[Record set]:

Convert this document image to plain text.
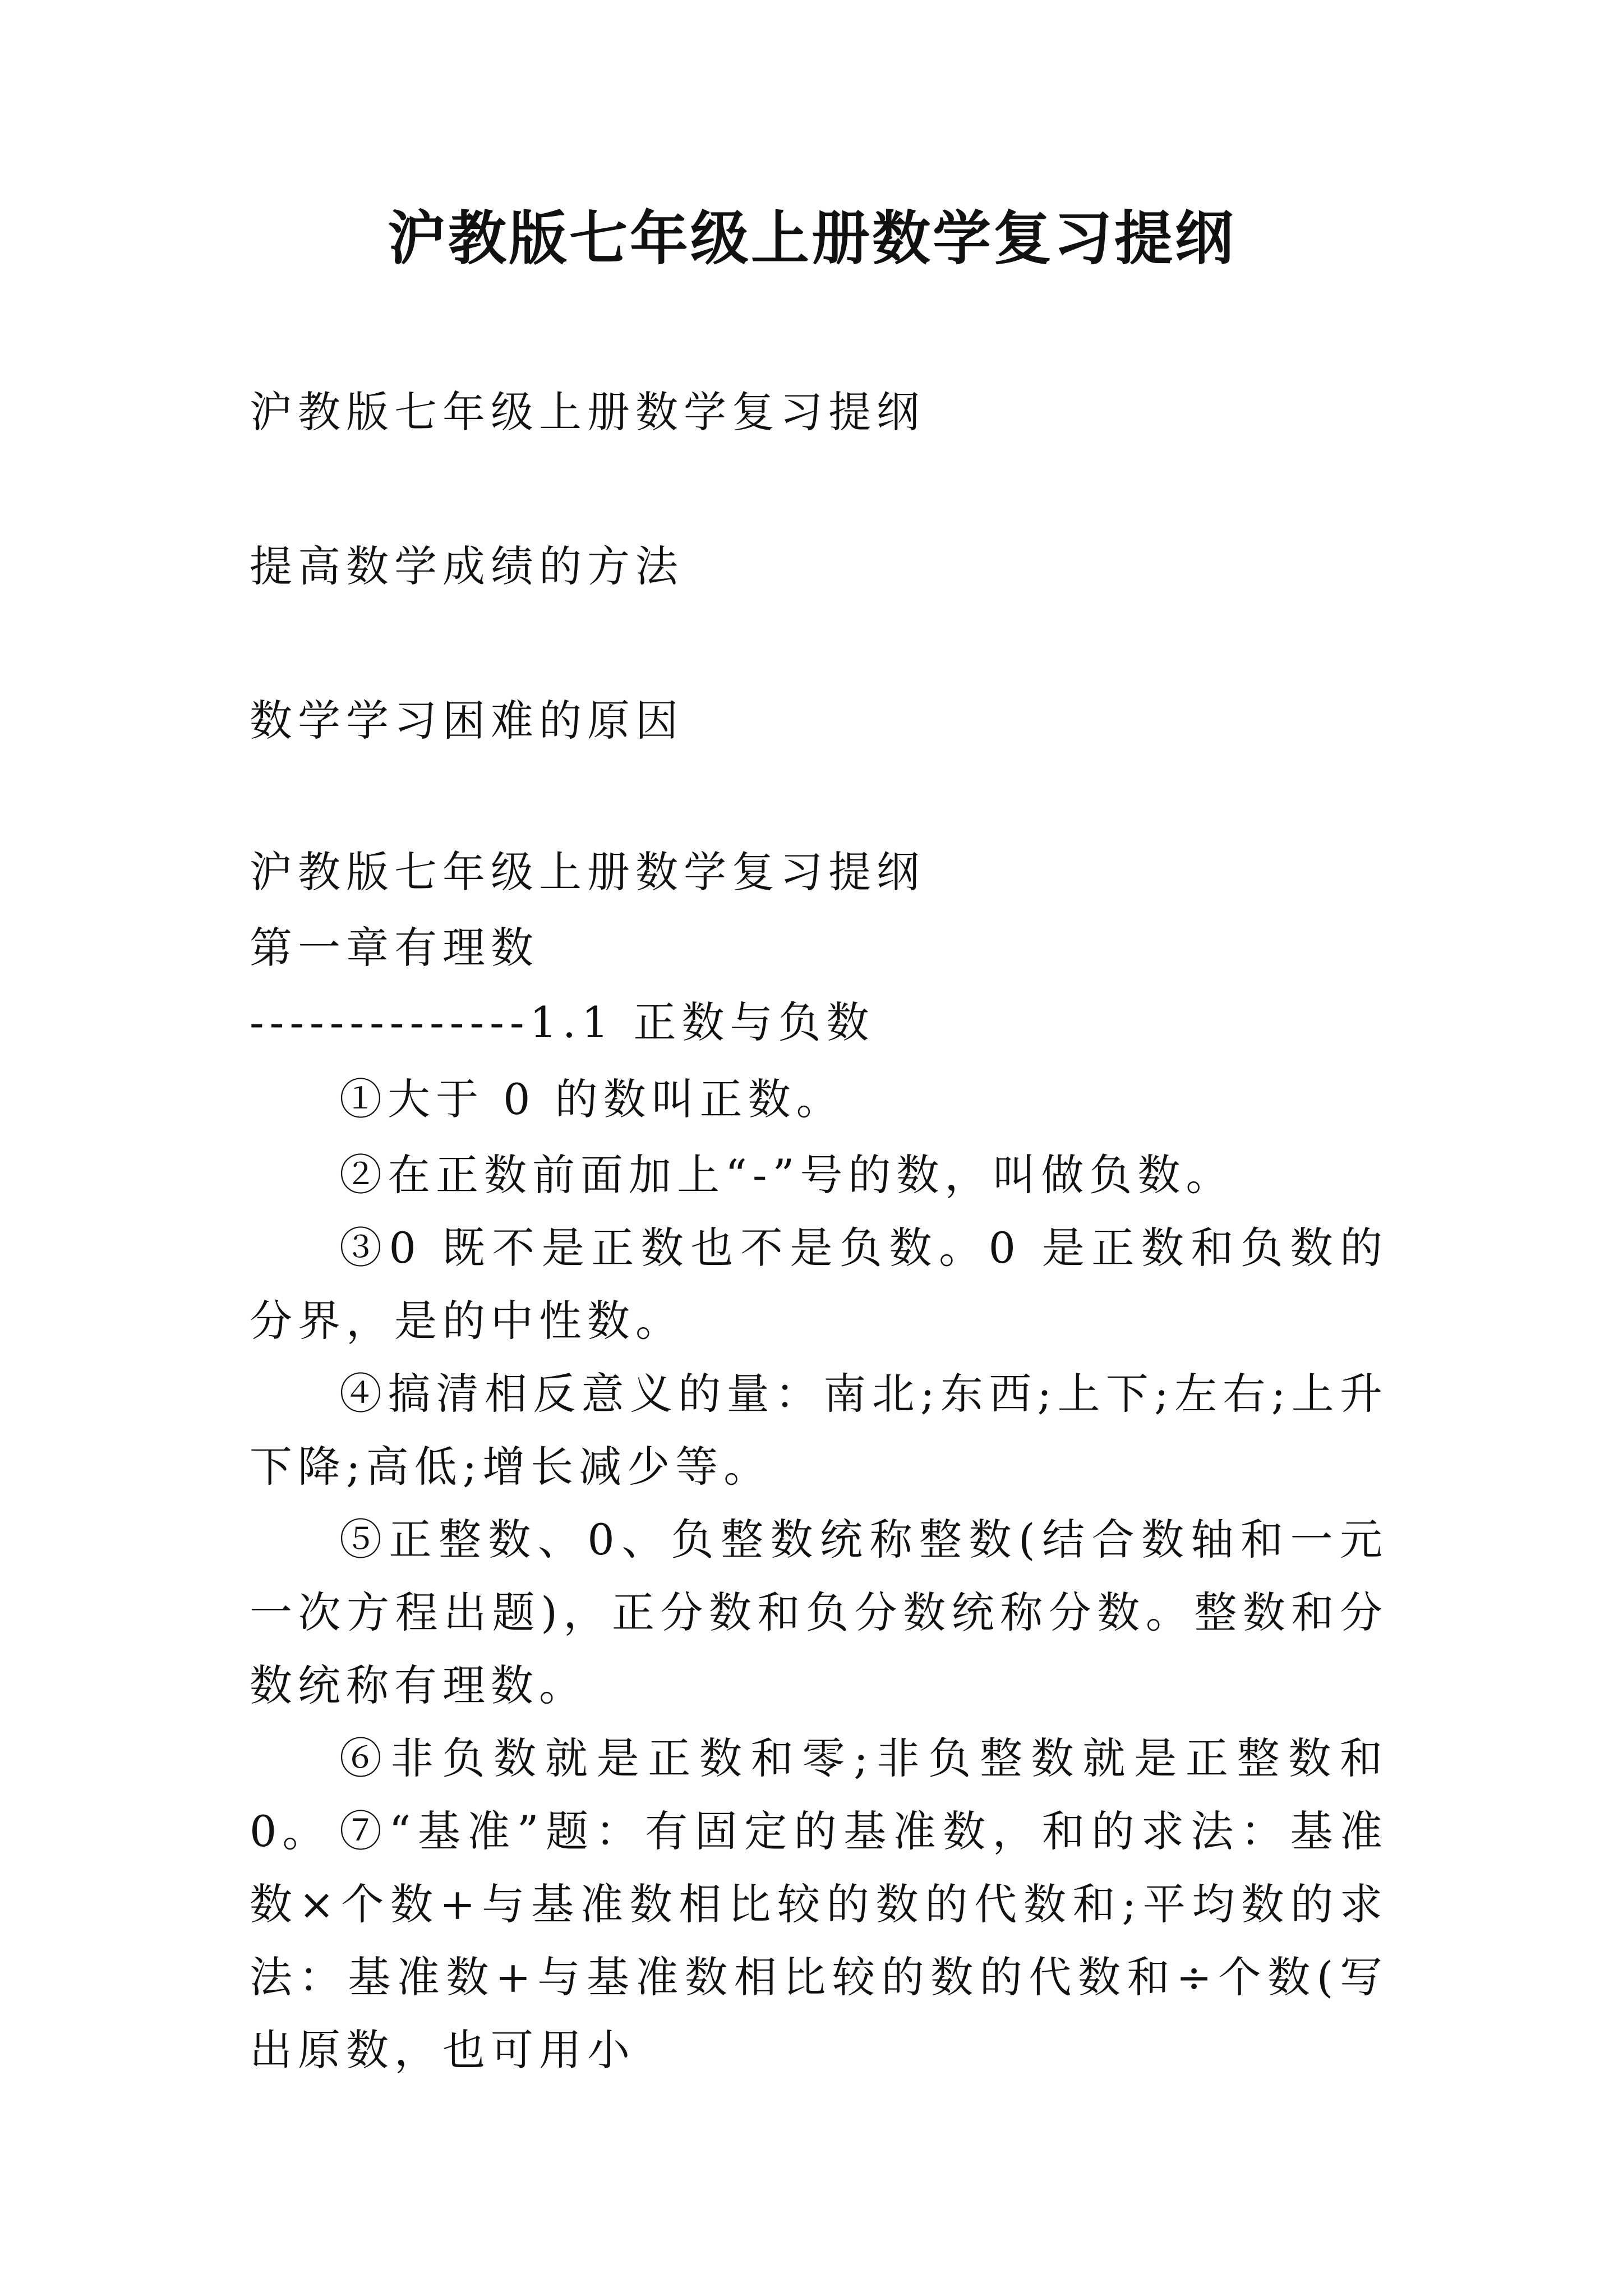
沪教版七年级上册数学复习提纲

沪教版七年级上册数学复习提纲

提高数学成绩的方法

数学学习困难的原因

沪教版七年级上册数学复习提纲

第一章有理数

--------------1.1 正数与负数

①大于 0 的数叫正数。

②在正数前面加上“-”号的数，叫做负数。

③0 既不是正数也不是负数。0 是正数和负数的分界，是的中性数。

④搞清相反意义的量：南北;东西;上下;左右;上升下降;高低;增长减少等。

⑤正整数、0、负整数统称整数(结合数轴和一元一次方程出题)，正分数和负分数统称分数。整数和分数统称有理数。

⑥非负数就是正数和零;非负整数就是正整数和 0。 ⑦“基准”题：有固定的基准数，和的求法：基准数×个数+与基准数相比较的数的代数和;平均数的求法：基准数+与基准数相比较的数的代数和÷个数(写出原数，也可用小
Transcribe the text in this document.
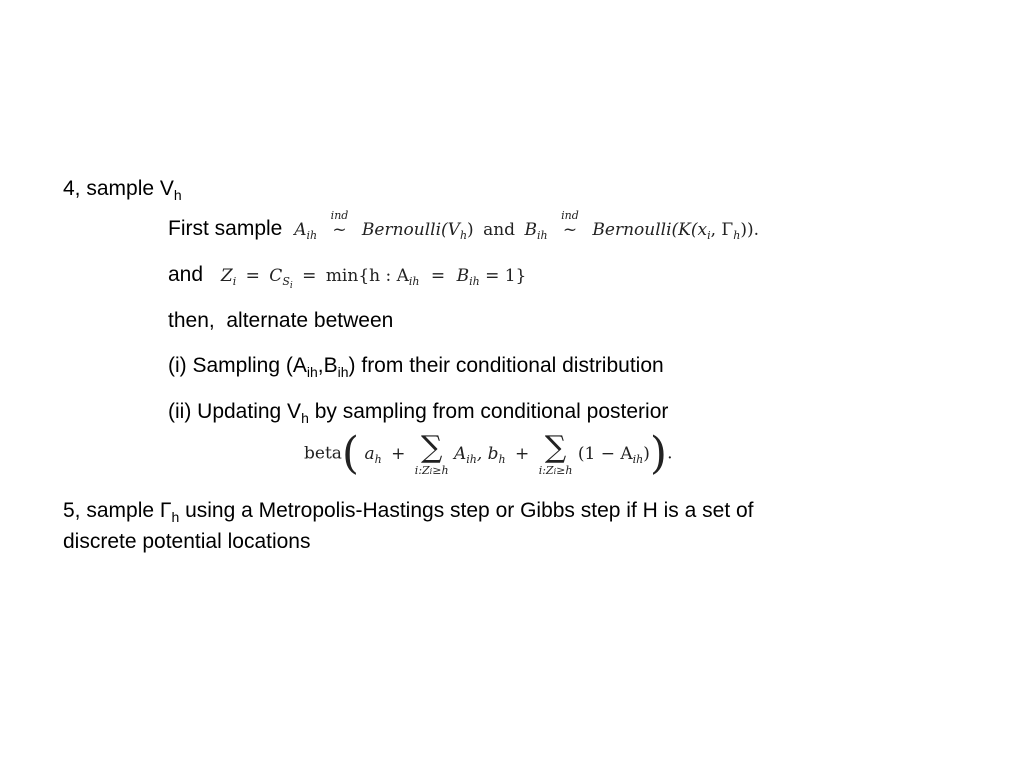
4, sample $V_h$
First sample $A_{ih}$
ind
~ $Bernoulli(V_h)$ and $B_{ih}$
ind
~ $Bernoulli(K(x_i$, $\Gamma_h$)).
and $Z_i = C_{Si} = \min\{h$ : $A_{ih} = B_{ih} = 1$}
then,  alternate between
(i) Sampling $(A_{ih},B_{ih})$ from their conditional distribution
(ii) Updating $V_h$ by sampling from conditional posterior
beta( $a_h$ + ∑
i:Zi≥h
$A_{ih}$, $b_h$ + ∑
i:Zi≥h
$(1 - A_{ih})$).
5, sample $\Gamma_h$ using a Metropolis-Hastings step or Gibbs step if H is a set of
discrete potential locations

[Exercise aim]: Reproduce the whole listing above word for word, but not its pictures.

[Reply]:
Convert this document image to plain text.
沪教版七年级上册数学复习提纲

沪教版七年级上册数学复习提纲

提高数学成绩的方法

数学学习困难的原因

沪教版七年级上册数学复习提纲

第一章有理数

--------------1.1 正数与负数

①大于 0 的数叫正数。

②在正数前面加上“-”号的数，叫做负数。

③0 既不是正数也不是负数。0 是正数和负数的分界，是的中性数。

④搞清相反意义的量：南北;东西;上下;左右;上升下降;高低;增长减少等。

⑤正整数、0、负整数统称整数(结合数轴和一元一次方程出题)，正分数和负分数统称分数。整数和分数统称有理数。

⑥非负数就是正数和零;非负整数就是正整数和 0。 ⑦“基准”题：有固定的基准数，和的求法：基准数×个数+与基准数相比较的数的代数和;平均数的求法：基准数+与基准数相比较的数的代数和÷个数(写出原数，也可用小
Transcribe the text in this document.
4, sample $V_h$
First sample $A_{ih}$
ind
~ $Bernoulli(V_h)$ and $B_{ih}$
ind
~ $Bernoulli(K(x_i$, $\Gamma_h$)).
and $Z_i = C_{Si} = \min\{h$ : $A_{ih} = B_{ih} = 1$}
then,  alternate between
(i) Sampling $(A_{ih},B_{ih})$ from their conditional distribution
(ii) Updating $V_h$ by sampling from conditional posterior
beta( $a_h$ + ∑
i:Zi≥h
$A_{ih}$, $b_h$ + ∑
i:Zi≥h
$(1 - A_{ih})$).
5, sample $\Gamma_h$ using a Metropolis-Hastings step or Gibbs step if H is a set of
discrete potential locations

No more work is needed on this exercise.